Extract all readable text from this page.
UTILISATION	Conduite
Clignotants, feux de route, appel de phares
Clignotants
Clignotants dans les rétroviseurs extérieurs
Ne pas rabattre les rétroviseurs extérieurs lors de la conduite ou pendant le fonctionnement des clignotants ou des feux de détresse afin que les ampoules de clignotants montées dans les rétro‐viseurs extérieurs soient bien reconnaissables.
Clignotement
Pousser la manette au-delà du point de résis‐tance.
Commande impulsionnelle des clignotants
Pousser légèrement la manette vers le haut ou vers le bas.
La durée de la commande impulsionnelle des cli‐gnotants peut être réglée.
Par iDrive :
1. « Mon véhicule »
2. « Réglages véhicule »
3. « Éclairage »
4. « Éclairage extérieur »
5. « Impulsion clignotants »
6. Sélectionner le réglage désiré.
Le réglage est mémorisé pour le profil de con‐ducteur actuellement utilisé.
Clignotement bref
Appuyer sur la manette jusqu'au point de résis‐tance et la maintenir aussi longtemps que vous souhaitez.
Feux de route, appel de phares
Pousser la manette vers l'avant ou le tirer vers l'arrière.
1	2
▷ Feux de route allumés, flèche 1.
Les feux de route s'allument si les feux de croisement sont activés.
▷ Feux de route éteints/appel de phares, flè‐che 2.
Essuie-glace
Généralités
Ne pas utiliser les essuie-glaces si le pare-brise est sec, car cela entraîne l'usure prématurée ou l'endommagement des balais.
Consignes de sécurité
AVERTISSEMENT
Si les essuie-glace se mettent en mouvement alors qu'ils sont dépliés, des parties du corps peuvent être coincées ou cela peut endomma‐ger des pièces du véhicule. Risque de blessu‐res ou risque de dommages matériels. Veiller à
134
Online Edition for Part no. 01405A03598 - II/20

**Exercise requirements**
Print all of the entries exactly as they appear.

**Written solution**
Extract all readable text from this page.
UTILISATION	Conduite
Clignotants, feux de route, appel de phares
Clignotants
Clignotants dans les rétroviseurs extérieurs
Ne pas rabattre les rétroviseurs extérieurs lors de la conduite ou pendant le fonctionnement des clignotants ou des feux de détresse afin que les ampoules de clignotants montées dans les rétro‐viseurs extérieurs soient bien reconnaissables.
Clignotement
Pousser la manette au-delà du point de résis‐tance.
Commande impulsionnelle des clignotants
Pousser légèrement la manette vers le haut ou vers le bas.
La durée de la commande impulsionnelle des cli‐gnotants peut être réglée.
Par iDrive :
1. « Mon véhicule »
2. « Réglages véhicule »
3. « Éclairage »
4. « Éclairage extérieur »
5. « Impulsion clignotants »
6. Sélectionner le réglage désiré.
Le réglage est mémorisé pour le profil de con‐ducteur actuellement utilisé.
Clignotement bref
Appuyer sur la manette jusqu'au point de résis‐tance et la maintenir aussi longtemps que vous souhaitez.
Feux de route, appel de phares
Pousser la manette vers l'avant ou le tirer vers l'arrière.
1	2
▷ Feux de route allumés, flèche 1.
Les feux de route s'allument si les feux de croisement sont activés.
▷ Feux de route éteints/appel de phares, flè‐che 2.
Essuie-glace
Généralités
Ne pas utiliser les essuie-glaces si le pare-brise est sec, car cela entraîne l'usure prématurée ou l'endommagement des balais.
Consignes de sécurité
AVERTISSEMENT
Si les essuie-glace se mettent en mouvement alors qu'ils sont dépliés, des parties du corps peuvent être coincées ou cela peut endomma‐ger des pièces du véhicule. Risque de blessu‐res ou risque de dommages matériels. Veiller à
134
Online Edition for Part no. 01405A03598 - II/20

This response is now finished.